Written task:
Transcribe all the records with complete accuracy.

Exercise data:

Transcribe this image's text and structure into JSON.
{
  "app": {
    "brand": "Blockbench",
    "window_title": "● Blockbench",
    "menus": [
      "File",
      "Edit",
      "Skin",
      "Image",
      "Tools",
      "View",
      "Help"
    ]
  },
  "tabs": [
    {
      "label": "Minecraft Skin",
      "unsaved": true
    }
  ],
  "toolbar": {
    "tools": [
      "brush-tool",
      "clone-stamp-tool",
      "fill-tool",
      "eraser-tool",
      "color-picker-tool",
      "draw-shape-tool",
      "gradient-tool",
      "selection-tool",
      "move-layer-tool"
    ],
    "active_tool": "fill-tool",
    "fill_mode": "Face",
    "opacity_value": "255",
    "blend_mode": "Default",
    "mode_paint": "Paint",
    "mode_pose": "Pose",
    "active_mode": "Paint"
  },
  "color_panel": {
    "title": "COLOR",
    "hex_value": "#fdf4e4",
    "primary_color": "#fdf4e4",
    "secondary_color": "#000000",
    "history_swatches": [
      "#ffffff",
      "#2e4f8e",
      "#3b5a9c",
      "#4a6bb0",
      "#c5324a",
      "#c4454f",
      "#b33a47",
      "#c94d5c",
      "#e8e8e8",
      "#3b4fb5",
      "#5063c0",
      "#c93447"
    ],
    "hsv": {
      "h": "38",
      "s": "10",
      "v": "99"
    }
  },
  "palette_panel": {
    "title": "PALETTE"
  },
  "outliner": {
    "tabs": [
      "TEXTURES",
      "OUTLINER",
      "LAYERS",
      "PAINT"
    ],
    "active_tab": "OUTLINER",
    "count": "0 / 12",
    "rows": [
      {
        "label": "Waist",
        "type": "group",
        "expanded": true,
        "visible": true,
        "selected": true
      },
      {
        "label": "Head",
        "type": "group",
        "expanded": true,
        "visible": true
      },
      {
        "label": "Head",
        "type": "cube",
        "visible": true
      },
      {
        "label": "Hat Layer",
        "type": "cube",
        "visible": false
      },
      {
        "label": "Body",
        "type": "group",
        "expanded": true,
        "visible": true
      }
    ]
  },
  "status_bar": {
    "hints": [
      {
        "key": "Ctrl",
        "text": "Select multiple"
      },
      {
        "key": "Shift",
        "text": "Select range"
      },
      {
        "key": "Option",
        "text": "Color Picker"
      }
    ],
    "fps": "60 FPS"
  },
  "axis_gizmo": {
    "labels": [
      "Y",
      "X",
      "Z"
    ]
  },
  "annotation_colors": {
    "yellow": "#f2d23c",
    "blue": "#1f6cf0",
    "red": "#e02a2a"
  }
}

Complete response:
Transcribe this image's text and structure into JSON.
{
  "app": {
    "brand": "Blockbench",
    "window_title": "● Blockbench",
    "menus": [
      "File",
      "Edit",
      "Skin",
      "Image",
      "Tools",
      "View",
      "Help"
    ]
  },
  "tabs": [
    {
      "label": "Minecraft Skin",
      "unsaved": true
    }
  ],
  "toolbar": {
    "tools": [
      "brush-tool",
      "clone-stamp-tool",
      "fill-tool",
      "eraser-tool",
      "color-picker-tool",
      "draw-shape-tool",
      "gradient-tool",
      "selection-tool",
      "move-layer-tool"
    ],
    "active_tool": "fill-tool",
    "fill_mode": "Face",
    "opacity_value": "255",
    "blend_mode": "Default",
    "mode_paint": "Paint",
    "mode_pose": "Pose",
    "active_mode": "Paint"
  },
  "color_panel": {
    "title": "COLOR",
    "hex_value": "#fdf4e4",
    "primary_color": "#fdf4e4",
    "secondary_color": "#000000",
    "history_swatches": [
      "#ffffff",
      "#2e4f8e",
      "#3b5a9c",
      "#4a6bb0",
      "#c5324a",
      "#c4454f",
      "#b33a47",
      "#c94d5c",
      "#e8e8e8",
      "#3b4fb5",
      "#5063c0",
      "#c93447"
    ],
    "hsv": {
      "h": "38",
      "s": "10",
      "v": "99"
    }
  },
  "palette_panel": {
    "title": "PALETTE"
  },
  "outliner": {
    "tabs": [
      "TEXTURES",
      "OUTLINER",
      "LAYERS",
      "PAINT"
    ],
    "active_tab": "OUTLINER",
    "count": "0 / 12",
    "rows": [
      {
        "label": "Waist",
        "type": "group",
        "expanded": true,
        "visible": true,
        "selected": true
      },
      {
        "label": "Head",
        "type": "group",
        "expanded": true,
        "visible": true
      },
      {
        "label": "Head",
        "type": "cube",
        "visible": true
      },
      {
        "label": "Hat Layer",
        "type": "cube",
        "visible": false
      },
      {
        "label": "Body",
        "type": "group",
        "expanded": true,
        "visible": true
      }
    ]
  },
  "status_bar": {
    "hints": [
      {
        "key": "Ctrl",
        "text": "Select multiple"
      },
      {
        "key": "Shift",
        "text": "Select range"
      },
      {
        "key": "Option",
        "text": "Color Picker"
      }
    ],
    "fps": "60 FPS"
  },
  "axis_gizmo": {
    "labels": [
      "Y",
      "X",
      "Z"
    ]
  },
  "annotation_colors": {
    "yellow": "#f2d23c",
    "blue": "#1f6cf0",
    "red": "#e02a2a"
  }
}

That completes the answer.